| Problem details |
Will you write out the data exactly, excluding every picture?

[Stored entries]
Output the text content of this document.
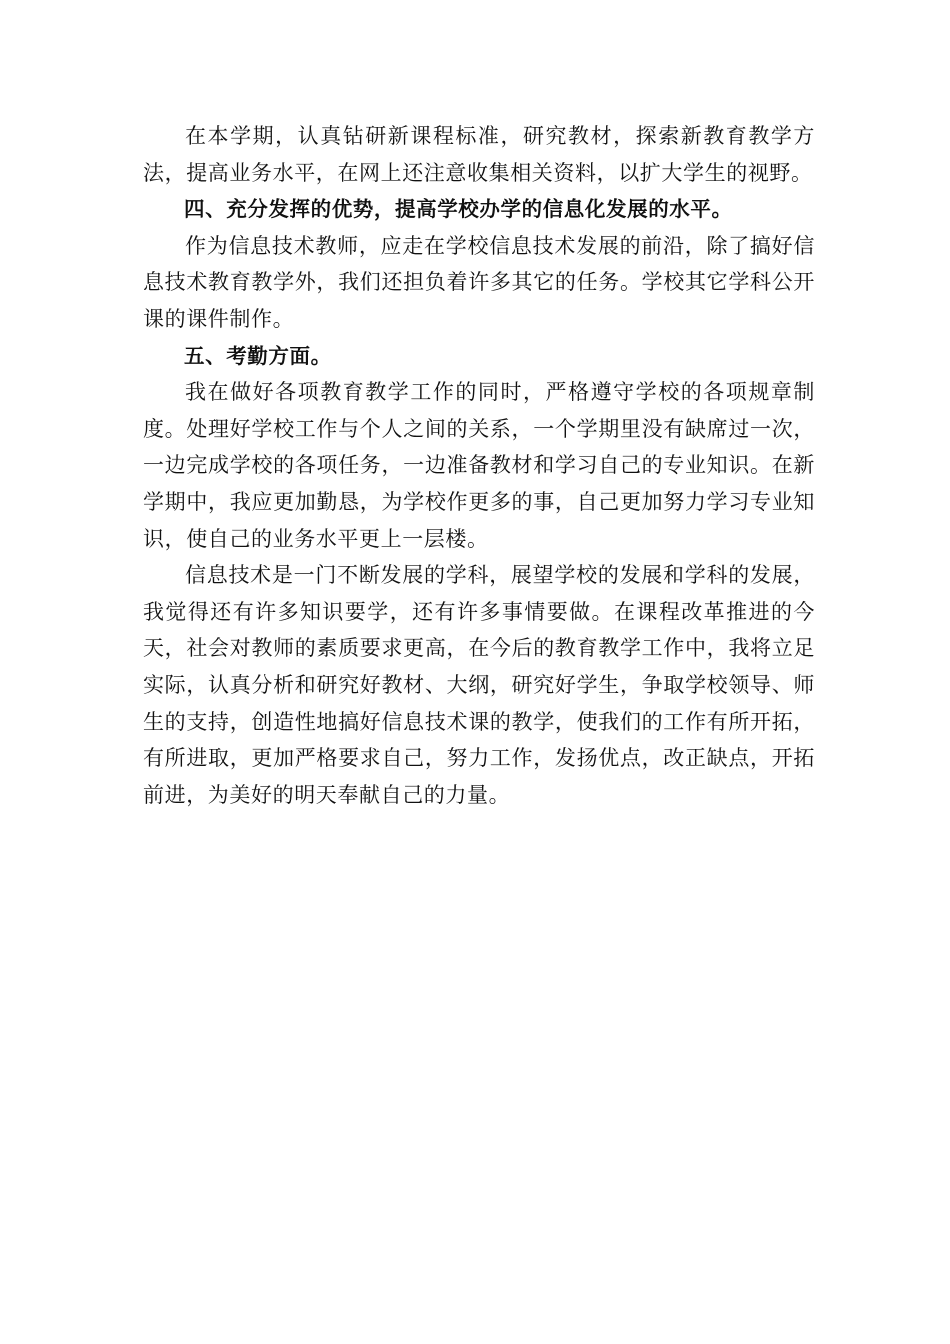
在本学期，认真钻研新课程标准，研究教材，探索新教育教学方法，提高业务水平，在网上还注意收集相关资料，以扩大学生的视野。

四、充分发挥的优势，提高学校办学的信息化发展的水平。

作为信息技术教师，应走在学校信息技术发展的前沿，除了搞好信息技术教育教学外，我们还担负着许多其它的任务。学校其它学科公开课的课件制作。

五、考勤方面。

我在做好各项教育教学工作的同时，严格遵守学校的各项规章制度。处理好学校工作与个人之间的关系，一个学期里没有缺席过一次，一边完成学校的各项任务，一边准备教材和学习自己的专业知识。在新学期中，我应更加勤恳，为学校作更多的事，自己更加努力学习专业知识，使自己的业务水平更上一层楼。

信息技术是一门不断发展的学科，展望学校的发展和学科的发展，我觉得还有许多知识要学，还有许多事情要做。在课程改革推进的今天，社会对教师的素质要求更高，在今后的教育教学工作中，我将立足实际，认真分析和研究好教材、大纲，研究好学生，争取学校领导、师生的支持，创造性地搞好信息技术课的教学，使我们的工作有所开拓，有所进取，更加严格要求自己，努力工作，发扬优点，改正缺点，开拓前进，为美好的明天奉献自己的力量。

| Final result |
Output the text content of this document.
在本学期，认真钻研新课程标准，研究教材，探索新教育教学方法，提高业务水平，在网上还注意收集相关资料，以扩大学生的视野。

四、充分发挥的优势，提高学校办学的信息化发展的水平。

作为信息技术教师，应走在学校信息技术发展的前沿，除了搞好信息技术教育教学外，我们还担负着许多其它的任务。学校其它学科公开课的课件制作。

五、考勤方面。

我在做好各项教育教学工作的同时，严格遵守学校的各项规章制度。处理好学校工作与个人之间的关系，一个学期里没有缺席过一次，一边完成学校的各项任务，一边准备教材和学习自己的专业知识。在新学期中，我应更加勤恳，为学校作更多的事，自己更加努力学习专业知识，使自己的业务水平更上一层楼。

信息技术是一门不断发展的学科，展望学校的发展和学科的发展，我觉得还有许多知识要学，还有许多事情要做。在课程改革推进的今天，社会对教师的素质要求更高，在今后的教育教学工作中，我将立足实际，认真分析和研究好教材、大纲，研究好学生，争取学校领导、师生的支持，创造性地搞好信息技术课的教学，使我们的工作有所开拓，有所进取，更加严格要求自己，努力工作，发扬优点，改正缺点，开拓前进，为美好的明天奉献自己的力量。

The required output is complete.